Given problem: Collect every line in the records below that contains the word "JSON".
***** Supplied material *****
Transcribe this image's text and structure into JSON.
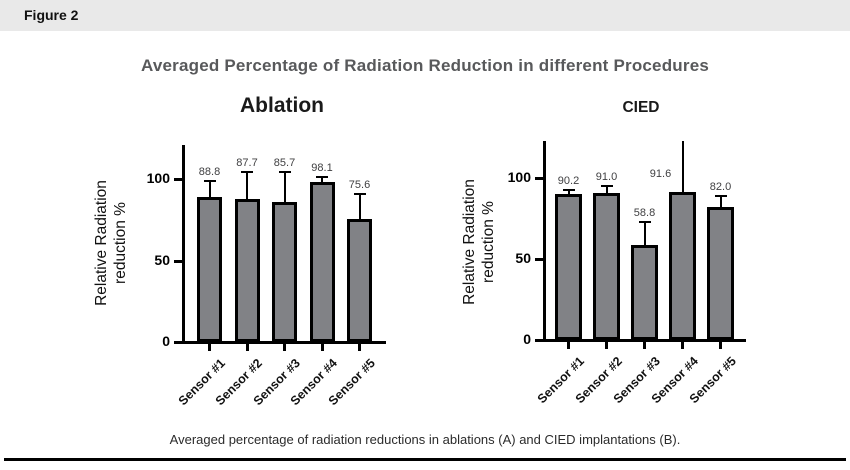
{
  "figure_label": "Figure 2",
  "main_title": "Averaged Percentage of Radiation Reduction in different Procedures",
  "caption": "Averaged percentage of radiation reductions in ablations (A) and CIED implantations (B).",
  "colors": {
    "header_bg": "#e9e9e9",
    "main_title_color": "#58595b",
    "bar_fill": "#818286",
    "bar_border": "#000000",
    "value_label_color": "#404042",
    "axis_color": "#000000",
    "rule_color": "#000000"
  },
  "chart_data": [
    {
      "type": "bar",
      "title": "Ablation",
      "categories": [
        "Sensor #1",
        "Sensor #2",
        "Sensor #3",
        "Sensor #4",
        "Sensor #5"
      ],
      "values": [
        88.8,
        87.7,
        85.7,
        98.1,
        75.6
      ],
      "value_labels": [
        "88.8",
        "87.7",
        "85.7",
        "98.1",
        "75.6"
      ],
      "error_tops": [
        99,
        104,
        104,
        101.5,
        91
      ],
      "error_capped": [
        true,
        true,
        true,
        true,
        true
      ],
      "ylabel": "Relative Radiation\nreduction %",
      "xlabel": "",
      "yticks": [
        0,
        50,
        100
      ],
      "ylim": [
        0,
        121
      ],
      "grid": false,
      "legend": "none"
    },
    {
      "type": "bar",
      "title": "CIED",
      "categories": [
        "Sensor #1",
        "Sensor #2",
        "Sensor #3",
        "Sensor #4",
        "Sensor #5"
      ],
      "values": [
        90.2,
        91.0,
        58.8,
        91.6,
        82.0
      ],
      "value_labels": [
        "90.2",
        "91.0",
        "58.8",
        "91.6",
        "82.0"
      ],
      "error_tops": [
        92.5,
        95,
        73,
        123,
        89
      ],
      "error_capped": [
        true,
        true,
        true,
        false,
        true
      ],
      "ylabel": "Relative Radiation\nreduction %",
      "xlabel": "",
      "yticks": [
        0,
        50,
        100
      ],
      "ylim": [
        0,
        123
      ],
      "grid": false,
      "legend": "none"
    }
  ]
}
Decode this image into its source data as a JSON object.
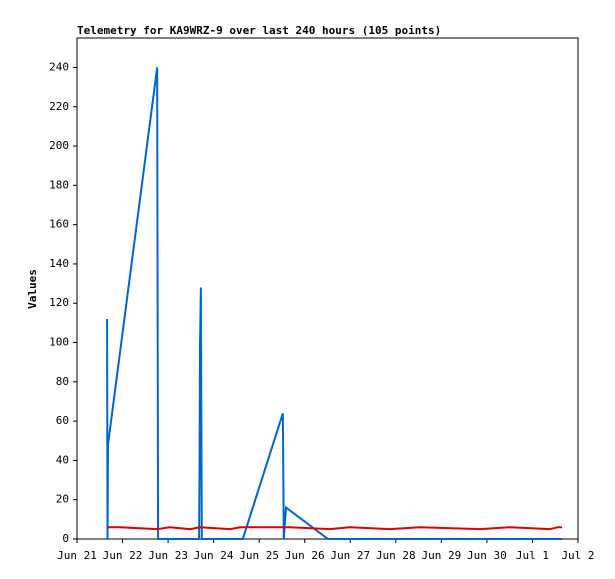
{
  "chart_data": {
    "type": "line",
    "title": "Telemetry for KA9WRZ-9 over last 240 hours (105 points)",
    "y_label": "Values",
    "xlim": [
      21,
      32
    ],
    "xticks": [
      {
        "value": 21,
        "label": "Jun 21"
      },
      {
        "value": 22,
        "label": "Jun 22"
      },
      {
        "value": 23,
        "label": "Jun 23"
      },
      {
        "value": 24,
        "label": "Jun 24"
      },
      {
        "value": 25,
        "label": "Jun 25"
      },
      {
        "value": 26,
        "label": "Jun 26"
      },
      {
        "value": 27,
        "label": "Jun 27"
      },
      {
        "value": 28,
        "label": "Jun 28"
      },
      {
        "value": 29,
        "label": "Jun 29"
      },
      {
        "value": 30,
        "label": "Jun 30"
      },
      {
        "value": 31,
        "label": "Jul 1"
      },
      {
        "value": 32,
        "label": "Jul 2"
      }
    ],
    "ylim": [
      0,
      255
    ],
    "yticks": [
      0,
      20,
      40,
      60,
      80,
      100,
      120,
      140,
      160,
      180,
      200,
      220,
      240
    ],
    "grid": false,
    "series": [
      {
        "color": "#0066cc",
        "x": [
          21.66,
          21.67,
          21.68,
          22.76,
          22.78,
          23.68,
          23.69,
          23.7,
          23.72,
          23.74,
          24.64,
          25.52,
          25.54,
          25.59,
          26.51,
          28.09,
          30.29,
          31.65
        ],
        "values": [
          112,
          0,
          48,
          240,
          0,
          0,
          32,
          97,
          128,
          0,
          0,
          64,
          0,
          16,
          0,
          0,
          0,
          0
        ]
      },
      {
        "color": "#e00000",
        "x": [
          21.66,
          21.94,
          22.76,
          23.04,
          23.48,
          23.7,
          24.36,
          24.58,
          25.68,
          26.55,
          26.99,
          27.87,
          28.53,
          29.85,
          30.51,
          31.38,
          31.56,
          31.65
        ],
        "values": [
          6,
          6,
          5,
          6,
          5,
          6,
          5,
          6,
          6,
          5,
          6,
          5,
          6,
          5,
          6,
          5,
          6,
          6
        ]
      }
    ]
  }
}
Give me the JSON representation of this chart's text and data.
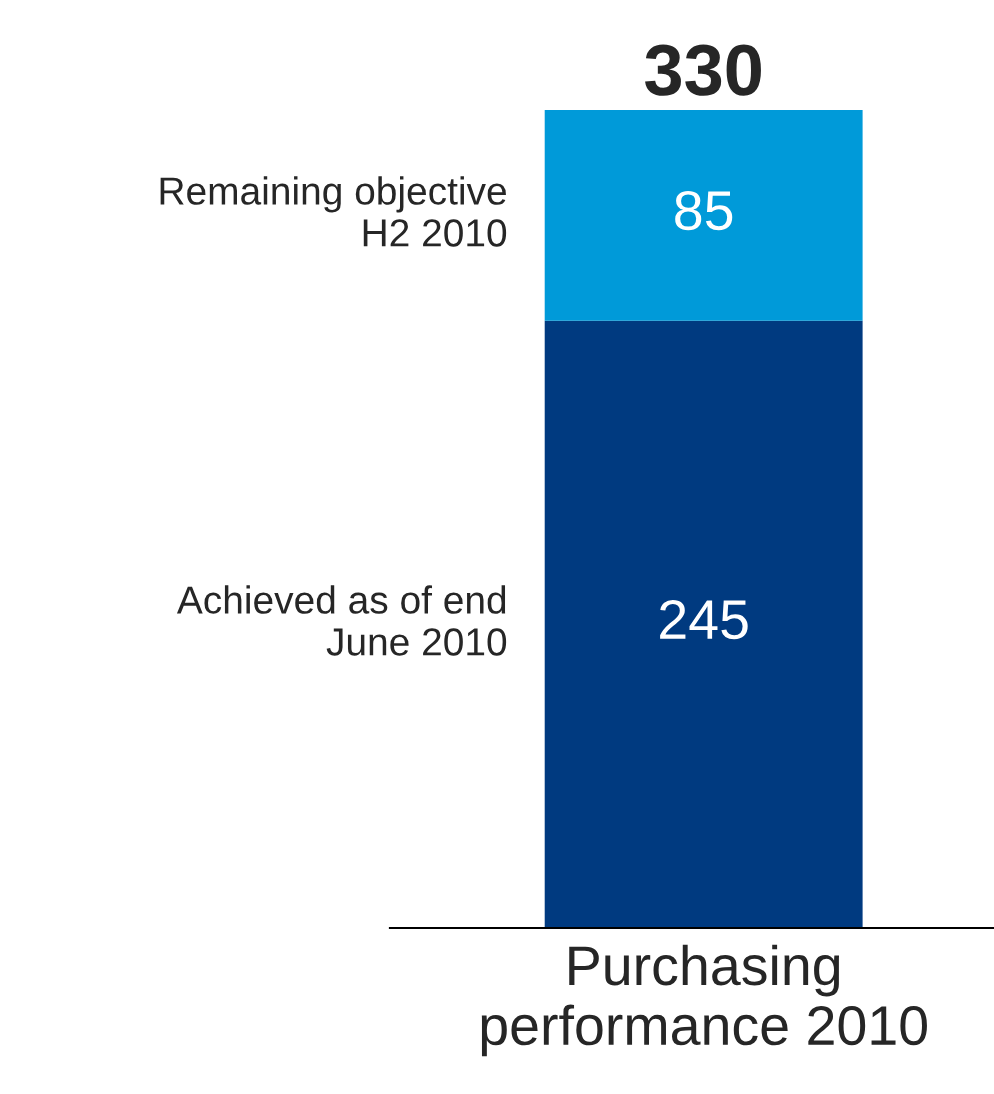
*****
Correct result:
Transcribe this image's text and structure into JSON.
Decode this image into its source data as a JSON object.
Give me the JSON representation of this chart's text and data.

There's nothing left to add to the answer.